-------- Task input

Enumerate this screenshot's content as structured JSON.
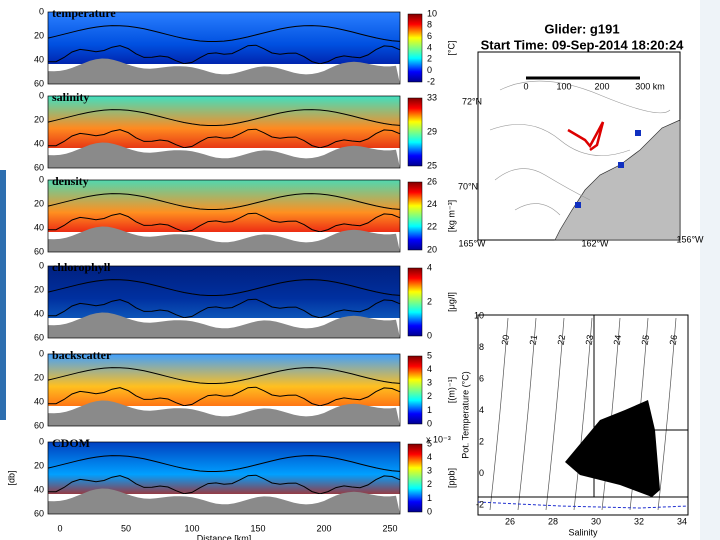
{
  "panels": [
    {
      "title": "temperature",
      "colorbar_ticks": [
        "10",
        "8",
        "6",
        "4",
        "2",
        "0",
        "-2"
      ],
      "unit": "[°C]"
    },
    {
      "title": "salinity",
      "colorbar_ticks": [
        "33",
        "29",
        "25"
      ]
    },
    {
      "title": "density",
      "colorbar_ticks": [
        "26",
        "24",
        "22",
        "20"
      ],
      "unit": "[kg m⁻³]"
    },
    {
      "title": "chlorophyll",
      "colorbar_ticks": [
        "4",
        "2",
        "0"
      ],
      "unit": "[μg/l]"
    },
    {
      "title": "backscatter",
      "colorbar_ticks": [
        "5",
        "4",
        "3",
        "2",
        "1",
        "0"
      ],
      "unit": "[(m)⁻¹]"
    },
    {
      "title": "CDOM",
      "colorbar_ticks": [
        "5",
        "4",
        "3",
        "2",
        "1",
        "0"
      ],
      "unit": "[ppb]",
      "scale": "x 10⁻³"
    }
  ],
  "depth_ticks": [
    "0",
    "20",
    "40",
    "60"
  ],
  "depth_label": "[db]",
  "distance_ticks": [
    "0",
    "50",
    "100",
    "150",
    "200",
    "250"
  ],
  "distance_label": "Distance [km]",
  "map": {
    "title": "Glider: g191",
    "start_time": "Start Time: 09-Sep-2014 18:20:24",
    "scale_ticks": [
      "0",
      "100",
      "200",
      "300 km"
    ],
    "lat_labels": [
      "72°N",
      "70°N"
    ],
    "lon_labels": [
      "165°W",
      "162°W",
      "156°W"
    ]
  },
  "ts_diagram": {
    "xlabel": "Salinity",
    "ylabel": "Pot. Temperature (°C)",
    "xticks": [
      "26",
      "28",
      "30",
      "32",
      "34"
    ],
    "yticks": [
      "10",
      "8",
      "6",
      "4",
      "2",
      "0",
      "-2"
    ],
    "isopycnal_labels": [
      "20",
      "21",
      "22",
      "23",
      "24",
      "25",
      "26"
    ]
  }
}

----------------

## [What is expected]
In the material above, how many lines hold the word "title"? Say only the number.

## [Written answer]
7